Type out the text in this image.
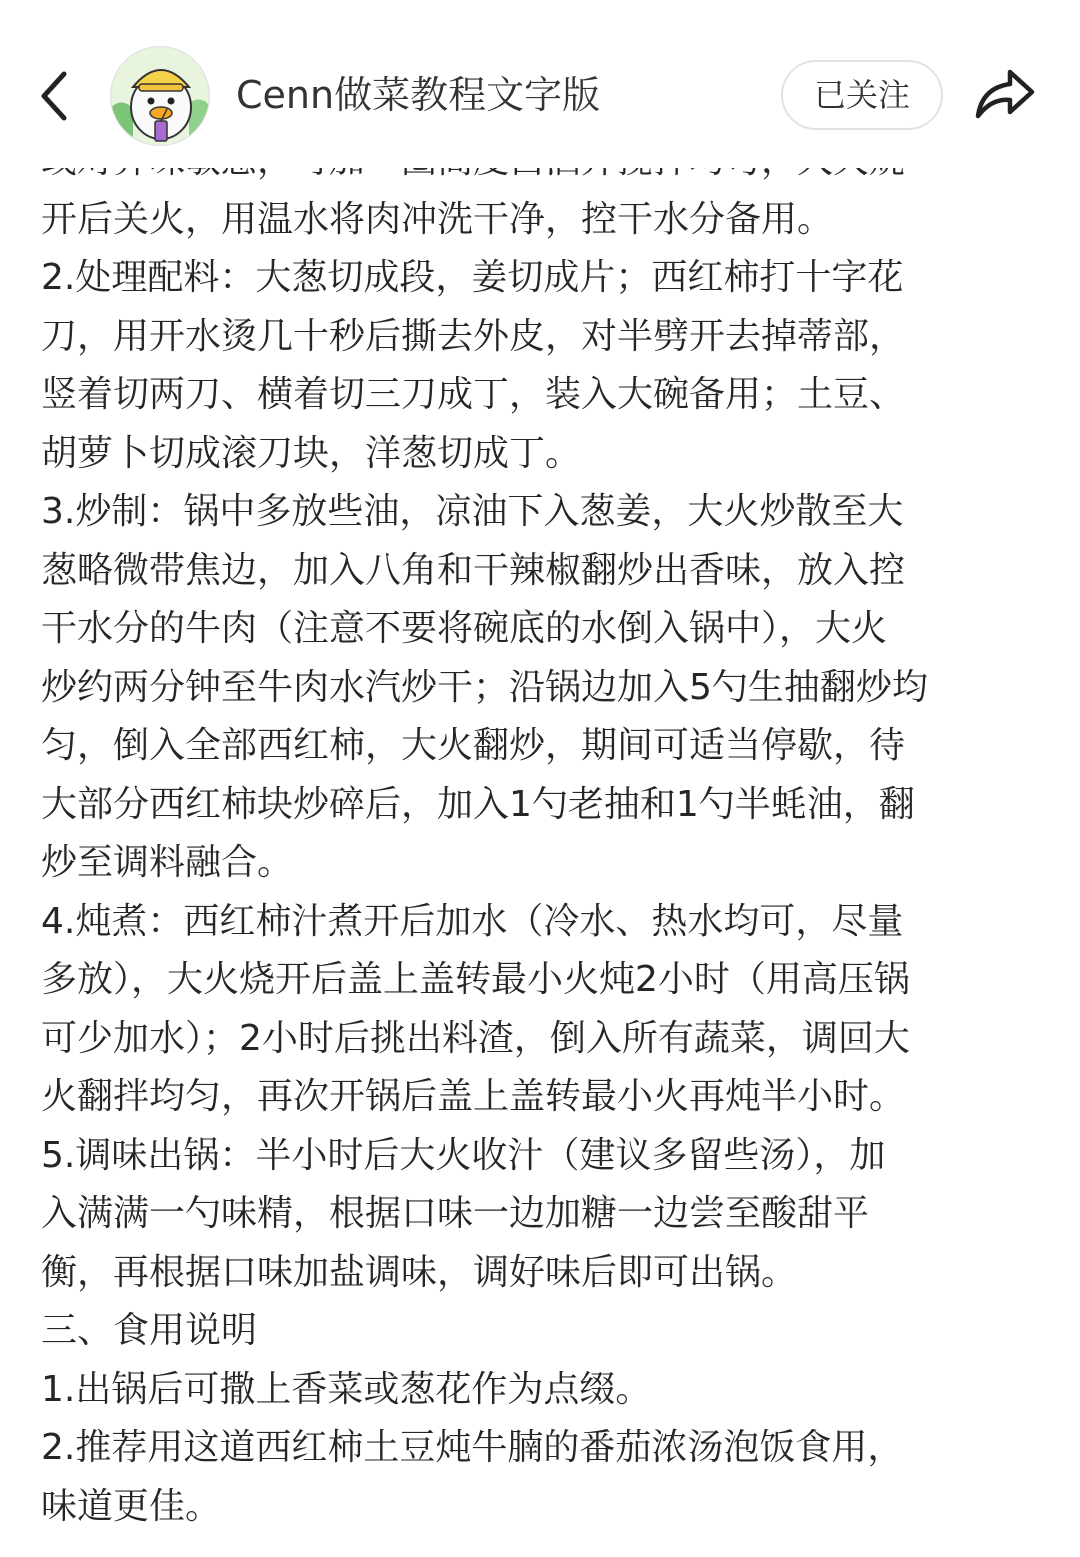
开后关火，用温水将肉冲洗干净，控干水分备用。

2.处理配料：大葱切成段，姜切成片；西红柿打十字花

刀，用开水烫几十秒后撕去外皮，对半劈开去掉蒂部，

竖着切两刀、横着切三刀成丁，装入大碗备用；土豆、

胡萝卜切成滚刀块，洋葱切成丁。

3.炒制：锅中多放些油，凉油下入葱姜，大火炒散至大

葱略微带焦边，加入八角和干辣椒翻炒出香味，放入控

干水分的牛肉（注意不要将碗底的水倒入锅中），大火

炒约两分钟至牛肉水汽炒干；沿锅边加入5勺生抽翻炒均

匀，倒入全部西红柿，大火翻炒，期间可适当停歇，待

大部分西红柿块炒碎后，加入1勺老抽和1勺半蚝油，翻

炒至调料融合。

4.炖煮：西红柿汁煮开后加水（冷水、热水均可，尽量

多放），大火烧开后盖上盖转最小火炖2小时（用高压锅

可少加水）；2小时后挑出料渣，倒入所有蔬菜，调回大

火翻拌均匀，再次开锅后盖上盖转最小火再炖半小时。

5.调味出锅：半小时后大火收汁（建议多留些汤），加

入满满一勺味精，根据口味一边加糖一边尝至酸甜平

衡，再根据口味加盐调味，调好味后即可出锅。

三、食用说明

1.出锅后可撒上香菜或葱花作为点缀。

2.推荐用这道西红柿土豆炖牛腩的番茄浓汤泡饭食用，

味道更佳。

Cenn做菜教程文字版	已关注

◆ **WRITTEN PROBLEM**
The records shown above are to be repeated exactly, with the pictures left out.

◆ **PROBLEM SOLUTION**
Type out the text in this image.
开后关火，用温水将肉冲洗干净，控干水分备用。

2.处理配料：大葱切成段，姜切成片；西红柿打十字花

刀，用开水烫几十秒后撕去外皮，对半劈开去掉蒂部，

竖着切两刀、横着切三刀成丁，装入大碗备用；土豆、

胡萝卜切成滚刀块，洋葱切成丁。

3.炒制：锅中多放些油，凉油下入葱姜，大火炒散至大

葱略微带焦边，加入八角和干辣椒翻炒出香味，放入控

干水分的牛肉（注意不要将碗底的水倒入锅中），大火

炒约两分钟至牛肉水汽炒干；沿锅边加入5勺生抽翻炒均

匀，倒入全部西红柿，大火翻炒，期间可适当停歇，待

大部分西红柿块炒碎后，加入1勺老抽和1勺半蚝油，翻

炒至调料融合。

4.炖煮：西红柿汁煮开后加水（冷水、热水均可，尽量

多放），大火烧开后盖上盖转最小火炖2小时（用高压锅

可少加水）；2小时后挑出料渣，倒入所有蔬菜，调回大

火翻拌均匀，再次开锅后盖上盖转最小火再炖半小时。

5.调味出锅：半小时后大火收汁（建议多留些汤），加

入满满一勺味精，根据口味一边加糖一边尝至酸甜平

衡，再根据口味加盐调味，调好味后即可出锅。

三、食用说明

1.出锅后可撒上香菜或葱花作为点缀。

2.推荐用这道西红柿土豆炖牛腩的番茄浓汤泡饭食用，

味道更佳。

Cenn做菜教程文字版	已关注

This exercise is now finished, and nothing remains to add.